──────── Exercise data ────────

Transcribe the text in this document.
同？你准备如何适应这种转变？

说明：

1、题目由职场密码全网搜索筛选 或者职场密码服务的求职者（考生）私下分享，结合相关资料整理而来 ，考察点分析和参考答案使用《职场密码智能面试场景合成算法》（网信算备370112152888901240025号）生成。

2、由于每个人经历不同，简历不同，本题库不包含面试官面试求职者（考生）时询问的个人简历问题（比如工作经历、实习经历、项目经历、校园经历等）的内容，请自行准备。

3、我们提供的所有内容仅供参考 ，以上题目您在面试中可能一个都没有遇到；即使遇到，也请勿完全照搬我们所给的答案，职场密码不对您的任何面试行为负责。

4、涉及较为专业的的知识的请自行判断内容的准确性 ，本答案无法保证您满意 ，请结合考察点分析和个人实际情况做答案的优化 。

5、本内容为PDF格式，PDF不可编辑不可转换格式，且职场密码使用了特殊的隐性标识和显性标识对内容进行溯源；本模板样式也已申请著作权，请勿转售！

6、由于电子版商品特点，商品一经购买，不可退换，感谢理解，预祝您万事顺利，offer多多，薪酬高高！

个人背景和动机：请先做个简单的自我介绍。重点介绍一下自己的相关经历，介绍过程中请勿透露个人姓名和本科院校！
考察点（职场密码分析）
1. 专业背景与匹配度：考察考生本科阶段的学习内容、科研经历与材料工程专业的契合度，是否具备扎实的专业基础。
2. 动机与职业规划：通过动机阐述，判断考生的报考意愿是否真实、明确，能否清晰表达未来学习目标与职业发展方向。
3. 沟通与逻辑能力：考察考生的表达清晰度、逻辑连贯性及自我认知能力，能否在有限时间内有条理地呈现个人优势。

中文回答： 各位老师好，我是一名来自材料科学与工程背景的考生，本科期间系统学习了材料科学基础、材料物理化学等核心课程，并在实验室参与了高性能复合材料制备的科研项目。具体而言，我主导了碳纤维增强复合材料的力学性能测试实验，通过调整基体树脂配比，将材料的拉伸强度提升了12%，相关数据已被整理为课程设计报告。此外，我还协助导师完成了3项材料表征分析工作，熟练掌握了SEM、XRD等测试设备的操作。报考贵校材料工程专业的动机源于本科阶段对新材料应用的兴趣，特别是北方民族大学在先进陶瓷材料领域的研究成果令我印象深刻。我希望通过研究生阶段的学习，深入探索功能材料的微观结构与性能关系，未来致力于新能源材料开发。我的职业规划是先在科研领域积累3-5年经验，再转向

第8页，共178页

────────

Aim -
Retype every record above exactly as it appears.

Output for this task -
Transcribe the text in this document.
同？你准备如何适应这种转变？

说明：

1、题目由职场密码全网搜索筛选 或者职场密码服务的求职者（考生）私下分享，结合相关资料整理而来 ，考察点分析和参考答案使用《职场密码智能面试场景合成算法》（网信算备370112152888901240025号）生成。

2、由于每个人经历不同，简历不同，本题库不包含面试官面试求职者（考生）时询问的个人简历问题（比如工作经历、实习经历、项目经历、校园经历等）的内容，请自行准备。

3、我们提供的所有内容仅供参考 ，以上题目您在面试中可能一个都没有遇到；即使遇到，也请勿完全照搬我们所给的答案，职场密码不对您的任何面试行为负责。

4、涉及较为专业的的知识的请自行判断内容的准确性 ，本答案无法保证您满意 ，请结合考察点分析和个人实际情况做答案的优化 。

5、本内容为PDF格式，PDF不可编辑不可转换格式，且职场密码使用了特殊的隐性标识和显性标识对内容进行溯源；本模板样式也已申请著作权，请勿转售！

6、由于电子版商品特点，商品一经购买，不可退换，感谢理解，预祝您万事顺利，offer多多，薪酬高高！

个人背景和动机：请先做个简单的自我介绍。重点介绍一下自己的相关经历，介绍过程中请勿透露个人姓名和本科院校！
考察点（职场密码分析）
1. 专业背景与匹配度：考察考生本科阶段的学习内容、科研经历与材料工程专业的契合度，是否具备扎实的专业基础。
2. 动机与职业规划：通过动机阐述，判断考生的报考意愿是否真实、明确，能否清晰表达未来学习目标与职业发展方向。
3. 沟通与逻辑能力：考察考生的表达清晰度、逻辑连贯性及自我认知能力，能否在有限时间内有条理地呈现个人优势。

中文回答： 各位老师好，我是一名来自材料科学与工程背景的考生，本科期间系统学习了材料科学基础、材料物理化学等核心课程，并在实验室参与了高性能复合材料制备的科研项目。具体而言，我主导了碳纤维增强复合材料的力学性能测试实验，通过调整基体树脂配比，将材料的拉伸强度提升了12%，相关数据已被整理为课程设计报告。此外，我还协助导师完成了3项材料表征分析工作，熟练掌握了SEM、XRD等测试设备的操作。报考贵校材料工程专业的动机源于本科阶段对新材料应用的兴趣，特别是北方民族大学在先进陶瓷材料领域的研究成果令我印象深刻。我希望通过研究生阶段的学习，深入探索功能材料的微观结构与性能关系，未来致力于新能源材料开发。我的职业规划是先在科研领域积累3-5年经验，再转向

第8页，共178页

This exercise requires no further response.